-- begin EXCERPTED RECORDS --
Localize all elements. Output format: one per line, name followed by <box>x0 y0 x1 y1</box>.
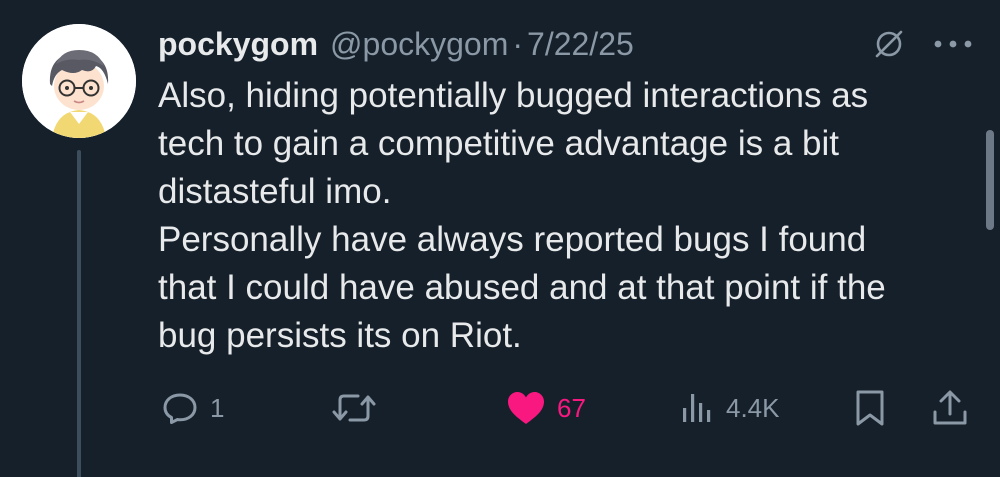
bookmark-button[interactable] <box>852 384 888 432</box>
views-button[interactable]: 4.4K <box>680 384 780 432</box>
tweet-text-line: distasteful imo. <box>158 172 392 211</box>
speech-bubble-icon <box>163 393 197 424</box>
grok-button[interactable] <box>868 24 910 64</box>
tweet-text-line: Personally have always reported bugs I f… <box>158 220 867 259</box>
grok-slash-icon <box>875 30 903 58</box>
reply-count: 1 <box>210 392 225 423</box>
scrollbar-thumb[interactable] <box>986 130 994 230</box>
upload-icon <box>933 390 967 425</box>
bar-chart-icon <box>683 394 711 422</box>
tweet-text-line: tech to gain a competitive advantage is … <box>158 124 839 163</box>
more-dots-icon <box>934 40 972 48</box>
retweet-arrows-icon <box>332 394 376 422</box>
more-options-button[interactable] <box>930 24 976 64</box>
tweet[interactable]: pockygom @pockygom · 7/22/25 Also, hidin… <box>0 0 1000 477</box>
tweet-text-line: that I could have abused and at that poi… <box>158 268 886 307</box>
like-count: 67 <box>557 392 586 423</box>
tweet-text-line: Also, hiding potentially bugged interact… <box>158 76 869 115</box>
author-name[interactable]: pockygom <box>158 26 318 63</box>
tweet-text: Also, hiding potentially bugged interact… <box>158 72 978 360</box>
avatar-illustration <box>22 24 136 138</box>
tweet-header: pockygom @pockygom · 7/22/25 <box>158 22 634 66</box>
share-button[interactable] <box>930 384 970 432</box>
tweet-text-line: bug persists its on Riot. <box>158 316 522 355</box>
views-count: 4.4K <box>726 392 780 423</box>
reply-button[interactable]: 1 <box>160 384 224 432</box>
like-button[interactable]: 67 <box>505 384 586 432</box>
avatar[interactable] <box>22 24 136 138</box>
action-bar: 1 67 4.4K <box>0 384 1000 432</box>
retweet-button[interactable] <box>330 384 388 432</box>
header-separator: · <box>512 25 524 62</box>
author-handle[interactable]: @pockygom <box>330 26 508 63</box>
tweet-date[interactable]: 7/22/25 <box>527 26 634 63</box>
bookmark-icon <box>856 390 884 426</box>
heart-filled-icon <box>508 392 544 424</box>
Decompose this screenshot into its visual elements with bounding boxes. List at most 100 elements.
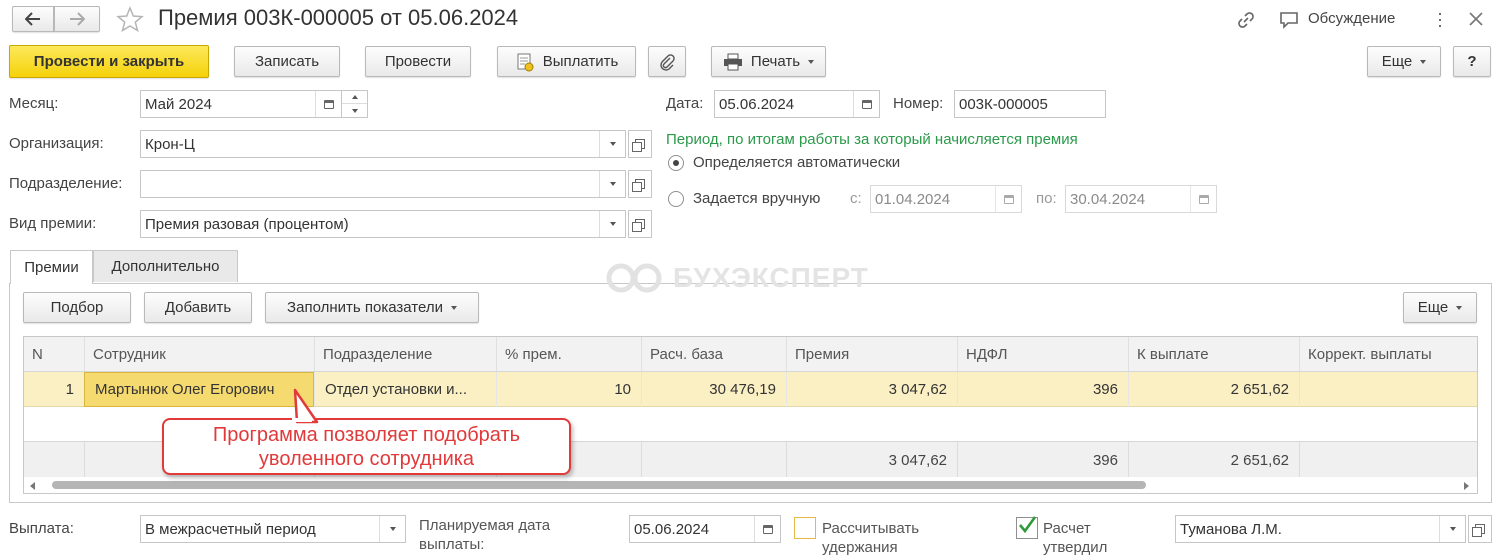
-- end EXCERPTED RECORDS --
Reproduce the material above line for line, without the pictures.

Localize all elements. Output format: one per line, name followed by <box>x0 y0 x1 y1</box>.
bookmark-button[interactable] <box>852 384 888 432</box>
views-button[interactable]: 4.4K <box>680 384 780 432</box>
tweet-text-line: distasteful imo. <box>158 172 392 211</box>
speech-bubble-icon <box>163 393 197 424</box>
grok-button[interactable] <box>868 24 910 64</box>
tweet-text-line: Personally have always reported bugs I f… <box>158 220 867 259</box>
grok-slash-icon <box>875 30 903 58</box>
reply-count: 1 <box>210 392 225 423</box>
scrollbar-thumb[interactable] <box>986 130 994 230</box>
upload-icon <box>933 390 967 425</box>
bar-chart-icon <box>683 394 711 422</box>
tweet-text-line: tech to gain a competitive advantage is … <box>158 124 839 163</box>
more-dots-icon <box>934 40 972 48</box>
retweet-arrows-icon <box>332 394 376 422</box>
more-options-button[interactable] <box>930 24 976 64</box>
tweet[interactable]: pockygom @pockygom · 7/22/25 Also, hidin… <box>0 0 1000 477</box>
tweet-text-line: that I could have abused and at that poi… <box>158 268 886 307</box>
like-count: 67 <box>557 392 586 423</box>
tweet-text-line: Also, hiding potentially bugged interact… <box>158 76 869 115</box>
author-name[interactable]: pockygom <box>158 26 318 63</box>
tweet-text: Also, hiding potentially bugged interact… <box>158 72 978 360</box>
avatar-illustration <box>22 24 136 138</box>
tweet-header: pockygom @pockygom · 7/22/25 <box>158 22 634 66</box>
share-button[interactable] <box>930 384 970 432</box>
tweet-text-line: bug persists its on Riot. <box>158 316 522 355</box>
views-count: 4.4K <box>726 392 780 423</box>
reply-button[interactable]: 1 <box>160 384 224 432</box>
like-button[interactable]: 67 <box>505 384 586 432</box>
avatar[interactable] <box>22 24 136 138</box>
action-bar: 1 67 4.4K <box>0 384 1000 432</box>
retweet-button[interactable] <box>330 384 388 432</box>
header-separator: · <box>512 25 524 62</box>
author-handle[interactable]: @pockygom <box>330 26 508 63</box>
tweet-date[interactable]: 7/22/25 <box>527 26 634 63</box>
bookmark-icon <box>856 390 884 426</box>
heart-filled-icon <box>508 392 544 424</box>
Decompose this screenshot into its visual elements with bounding boxes. List at most 100 elements.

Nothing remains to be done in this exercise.